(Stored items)
######

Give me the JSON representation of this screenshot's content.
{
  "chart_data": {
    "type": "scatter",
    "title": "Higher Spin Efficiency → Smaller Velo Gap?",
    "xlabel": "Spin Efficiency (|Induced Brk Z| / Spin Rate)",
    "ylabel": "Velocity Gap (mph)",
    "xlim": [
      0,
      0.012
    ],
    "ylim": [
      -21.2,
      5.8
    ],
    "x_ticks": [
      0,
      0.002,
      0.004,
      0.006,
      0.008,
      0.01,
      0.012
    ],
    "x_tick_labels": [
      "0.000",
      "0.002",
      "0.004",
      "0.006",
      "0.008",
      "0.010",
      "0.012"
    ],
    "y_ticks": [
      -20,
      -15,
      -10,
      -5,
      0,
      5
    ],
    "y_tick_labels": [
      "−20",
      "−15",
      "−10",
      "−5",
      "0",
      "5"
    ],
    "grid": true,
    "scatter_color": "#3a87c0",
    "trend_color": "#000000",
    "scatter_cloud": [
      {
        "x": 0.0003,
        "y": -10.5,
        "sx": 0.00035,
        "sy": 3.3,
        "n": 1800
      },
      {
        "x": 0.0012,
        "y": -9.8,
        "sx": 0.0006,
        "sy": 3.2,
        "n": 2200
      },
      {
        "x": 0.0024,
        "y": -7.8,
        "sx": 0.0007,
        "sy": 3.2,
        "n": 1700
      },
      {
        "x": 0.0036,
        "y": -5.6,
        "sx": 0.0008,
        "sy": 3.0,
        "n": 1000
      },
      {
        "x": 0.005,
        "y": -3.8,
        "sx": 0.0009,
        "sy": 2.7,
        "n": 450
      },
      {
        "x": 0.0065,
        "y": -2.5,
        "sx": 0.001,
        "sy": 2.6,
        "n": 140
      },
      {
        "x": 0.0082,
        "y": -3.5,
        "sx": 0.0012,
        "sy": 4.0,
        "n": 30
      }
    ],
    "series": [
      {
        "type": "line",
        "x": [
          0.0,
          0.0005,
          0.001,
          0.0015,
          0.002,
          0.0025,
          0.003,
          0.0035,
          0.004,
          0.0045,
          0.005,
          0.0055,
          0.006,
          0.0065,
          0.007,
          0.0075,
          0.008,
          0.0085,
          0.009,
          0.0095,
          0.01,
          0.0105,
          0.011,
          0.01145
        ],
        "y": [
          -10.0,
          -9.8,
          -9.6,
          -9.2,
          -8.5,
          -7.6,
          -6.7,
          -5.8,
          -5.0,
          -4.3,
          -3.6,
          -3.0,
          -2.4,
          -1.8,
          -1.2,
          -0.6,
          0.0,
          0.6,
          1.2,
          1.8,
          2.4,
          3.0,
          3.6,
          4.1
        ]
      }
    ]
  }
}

######

_What the task asks_
Without leaving anything out, give the entries again exactly.

_Final answer_
Give me the JSON representation of this screenshot's content.
{
  "chart_data": {
    "type": "scatter",
    "title": "Higher Spin Efficiency → Smaller Velo Gap?",
    "xlabel": "Spin Efficiency (|Induced Brk Z| / Spin Rate)",
    "ylabel": "Velocity Gap (mph)",
    "xlim": [
      0,
      0.012
    ],
    "ylim": [
      -21.2,
      5.8
    ],
    "x_ticks": [
      0,
      0.002,
      0.004,
      0.006,
      0.008,
      0.01,
      0.012
    ],
    "x_tick_labels": [
      "0.000",
      "0.002",
      "0.004",
      "0.006",
      "0.008",
      "0.010",
      "0.012"
    ],
    "y_ticks": [
      -20,
      -15,
      -10,
      -5,
      0,
      5
    ],
    "y_tick_labels": [
      "−20",
      "−15",
      "−10",
      "−5",
      "0",
      "5"
    ],
    "grid": true,
    "scatter_color": "#3a87c0",
    "trend_color": "#000000",
    "scatter_cloud": [
      {
        "x": 0.0003,
        "y": -10.5,
        "sx": 0.00035,
        "sy": 3.3,
        "n": 1800
      },
      {
        "x": 0.0012,
        "y": -9.8,
        "sx": 0.0006,
        "sy": 3.2,
        "n": 2200
      },
      {
        "x": 0.0024,
        "y": -7.8,
        "sx": 0.0007,
        "sy": 3.2,
        "n": 1700
      },
      {
        "x": 0.0036,
        "y": -5.6,
        "sx": 0.0008,
        "sy": 3.0,
        "n": 1000
      },
      {
        "x": 0.005,
        "y": -3.8,
        "sx": 0.0009,
        "sy": 2.7,
        "n": 450
      },
      {
        "x": 0.0065,
        "y": -2.5,
        "sx": 0.001,
        "sy": 2.6,
        "n": 140
      },
      {
        "x": 0.0082,
        "y": -3.5,
        "sx": 0.0012,
        "sy": 4.0,
        "n": 30
      }
    ],
    "series": [
      {
        "type": "line",
        "x": [
          0.0,
          0.0005,
          0.001,
          0.0015,
          0.002,
          0.0025,
          0.003,
          0.0035,
          0.004,
          0.0045,
          0.005,
          0.0055,
          0.006,
          0.0065,
          0.007,
          0.0075,
          0.008,
          0.0085,
          0.009,
          0.0095,
          0.01,
          0.0105,
          0.011,
          0.01145
        ],
        "y": [
          -10.0,
          -9.8,
          -9.6,
          -9.2,
          -8.5,
          -7.6,
          -6.7,
          -5.8,
          -5.0,
          -4.3,
          -3.6,
          -3.0,
          -2.4,
          -1.8,
          -1.2,
          -0.6,
          0.0,
          0.6,
          1.2,
          1.8,
          2.4,
          3.0,
          3.6,
          4.1
        ]
      }
    ]
  }
}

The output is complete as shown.